**Exercise:** Copy out all of the data below with no alterations.
--- Start Information supplied ---
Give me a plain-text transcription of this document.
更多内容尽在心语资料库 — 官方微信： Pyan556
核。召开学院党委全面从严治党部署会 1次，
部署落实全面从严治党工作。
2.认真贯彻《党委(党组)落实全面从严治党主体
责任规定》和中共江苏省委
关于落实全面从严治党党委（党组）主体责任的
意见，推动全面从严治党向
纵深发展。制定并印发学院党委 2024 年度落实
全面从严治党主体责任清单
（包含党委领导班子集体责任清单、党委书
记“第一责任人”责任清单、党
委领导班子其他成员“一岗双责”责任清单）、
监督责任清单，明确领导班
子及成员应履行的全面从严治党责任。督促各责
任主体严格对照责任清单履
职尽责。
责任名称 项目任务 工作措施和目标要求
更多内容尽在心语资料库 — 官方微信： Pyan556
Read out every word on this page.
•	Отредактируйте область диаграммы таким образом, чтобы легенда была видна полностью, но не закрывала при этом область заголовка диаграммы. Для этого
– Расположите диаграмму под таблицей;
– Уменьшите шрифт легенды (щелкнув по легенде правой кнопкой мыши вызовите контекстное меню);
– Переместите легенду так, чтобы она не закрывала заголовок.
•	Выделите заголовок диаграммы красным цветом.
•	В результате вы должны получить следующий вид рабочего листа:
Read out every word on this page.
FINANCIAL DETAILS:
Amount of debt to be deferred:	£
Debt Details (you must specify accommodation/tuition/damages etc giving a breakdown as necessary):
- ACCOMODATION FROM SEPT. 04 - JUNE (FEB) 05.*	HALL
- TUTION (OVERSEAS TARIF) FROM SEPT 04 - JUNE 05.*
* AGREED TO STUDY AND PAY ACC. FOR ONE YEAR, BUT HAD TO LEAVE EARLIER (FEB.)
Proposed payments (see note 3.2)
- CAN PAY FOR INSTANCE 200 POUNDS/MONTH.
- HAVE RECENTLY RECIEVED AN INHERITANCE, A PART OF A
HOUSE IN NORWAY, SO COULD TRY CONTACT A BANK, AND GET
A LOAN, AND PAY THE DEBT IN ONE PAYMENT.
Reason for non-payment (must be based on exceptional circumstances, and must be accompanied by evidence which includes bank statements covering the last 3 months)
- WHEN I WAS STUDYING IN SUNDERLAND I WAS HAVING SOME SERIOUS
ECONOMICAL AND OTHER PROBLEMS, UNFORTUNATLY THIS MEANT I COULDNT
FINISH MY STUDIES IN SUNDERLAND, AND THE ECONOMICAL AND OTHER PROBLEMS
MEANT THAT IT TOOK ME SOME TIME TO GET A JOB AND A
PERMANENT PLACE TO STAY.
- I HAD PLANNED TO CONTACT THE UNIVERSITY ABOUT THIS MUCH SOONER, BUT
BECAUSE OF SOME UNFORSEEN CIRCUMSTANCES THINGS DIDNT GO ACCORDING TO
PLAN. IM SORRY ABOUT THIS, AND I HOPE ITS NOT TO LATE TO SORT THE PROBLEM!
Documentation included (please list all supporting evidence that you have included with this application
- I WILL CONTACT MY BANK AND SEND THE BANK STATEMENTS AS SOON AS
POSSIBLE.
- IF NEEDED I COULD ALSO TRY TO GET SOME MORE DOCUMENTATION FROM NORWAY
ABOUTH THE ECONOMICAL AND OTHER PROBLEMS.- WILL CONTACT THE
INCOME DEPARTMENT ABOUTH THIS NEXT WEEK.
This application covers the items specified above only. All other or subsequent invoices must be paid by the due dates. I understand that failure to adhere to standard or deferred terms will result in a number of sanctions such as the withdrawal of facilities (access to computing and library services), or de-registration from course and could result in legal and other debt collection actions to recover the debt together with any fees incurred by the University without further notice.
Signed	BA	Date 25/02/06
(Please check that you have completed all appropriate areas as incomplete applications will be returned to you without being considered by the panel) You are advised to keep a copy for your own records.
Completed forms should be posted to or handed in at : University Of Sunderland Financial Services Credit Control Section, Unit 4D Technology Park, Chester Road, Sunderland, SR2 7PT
--- End Information supplied ---
**The completed task:**
Give me a plain-text transcription of this document.
更多内容尽在心语资料库 — 官方微信： Pyan556
核。召开学院党委全面从严治党部署会 1次，
部署落实全面从严治党工作。
2.认真贯彻《党委(党组)落实全面从严治党主体
责任规定》和中共江苏省委
关于落实全面从严治党党委（党组）主体责任的
意见，推动全面从严治党向
纵深发展。制定并印发学院党委 2024 年度落实
全面从严治党主体责任清单
（包含党委领导班子集体责任清单、党委书
记“第一责任人”责任清单、党
委领导班子其他成员“一岗双责”责任清单）、
监督责任清单，明确领导班
子及成员应履行的全面从严治党责任。督促各责
任主体严格对照责任清单履
职尽责。
责任名称 项目任务 工作措施和目标要求
更多内容尽在心语资料库 — 官方微信： Pyan556
Read out every word on this page.
•	Отредактируйте область диаграммы таким образом, чтобы легенда была видна полностью, но не закрывала при этом область заголовка диаграммы. Для этого
– Расположите диаграмму под таблицей;
– Уменьшите шрифт легенды (щелкнув по легенде правой кнопкой мыши вызовите контекстное меню);
– Переместите легенду так, чтобы она не закрывала заголовок.
•	Выделите заголовок диаграммы красным цветом.
•	В результате вы должны получить следующий вид рабочего листа:
Read out every word on this page.
FINANCIAL DETAILS:
Amount of debt to be deferred:	£
Debt Details (you must specify accommodation/tuition/damages etc giving a breakdown as necessary):
- ACCOMODATION FROM SEPT. 04 - JUNE (FEB) 05.*	HALL
- TUTION (OVERSEAS TARIF) FROM SEPT 04 - JUNE 05.*
* AGREED TO STUDY AND PAY ACC. FOR ONE YEAR, BUT HAD TO LEAVE EARLIER (FEB.)
Proposed payments (see note 3.2)
- CAN PAY FOR INSTANCE 200 POUNDS/MONTH.
- HAVE RECENTLY RECIEVED AN INHERITANCE, A PART OF A
HOUSE IN NORWAY, SO COULD TRY CONTACT A BANK, AND GET
A LOAN, AND PAY THE DEBT IN ONE PAYMENT.
Reason for non-payment (must be based on exceptional circumstances, and must be accompanied by evidence which includes bank statements covering the last 3 months)
- WHEN I WAS STUDYING IN SUNDERLAND I WAS HAVING SOME SERIOUS
ECONOMICAL AND OTHER PROBLEMS, UNFORTUNATLY THIS MEANT I COULDNT
FINISH MY STUDIES IN SUNDERLAND, AND THE ECONOMICAL AND OTHER PROBLEMS
MEANT THAT IT TOOK ME SOME TIME TO GET A JOB AND A
PERMANENT PLACE TO STAY.
- I HAD PLANNED TO CONTACT THE UNIVERSITY ABOUT THIS MUCH SOONER, BUT
BECAUSE OF SOME UNFORSEEN CIRCUMSTANCES THINGS DIDNT GO ACCORDING TO
PLAN. IM SORRY ABOUT THIS, AND I HOPE ITS NOT TO LATE TO SORT THE PROBLEM!
Documentation included (please list all supporting evidence that you have included with this application
- I WILL CONTACT MY BANK AND SEND THE BANK STATEMENTS AS SOON AS
POSSIBLE.
- IF NEEDED I COULD ALSO TRY TO GET SOME MORE DOCUMENTATION FROM NORWAY
ABOUTH THE ECONOMICAL AND OTHER PROBLEMS.- WILL CONTACT THE
INCOME DEPARTMENT ABOUTH THIS NEXT WEEK.
This application covers the items specified above only. All other or subsequent invoices must be paid by the due dates. I understand that failure to adhere to standard or deferred terms will result in a number of sanctions such as the withdrawal of facilities (access to computing and library services), or de-registration from course and could result in legal and other debt collection actions to recover the debt together with any fees incurred by the University without further notice.
Signed	BA	Date 25/02/06
(Please check that you have completed all appropriate areas as incomplete applications will be returned to you without being considered by the panel) You are advised to keep a copy for your own records.
Completed forms should be posted to or handed in at : University Of Sunderland Financial Services Credit Control Section, Unit 4D Technology Park, Chester Road, Sunderland, SR2 7PT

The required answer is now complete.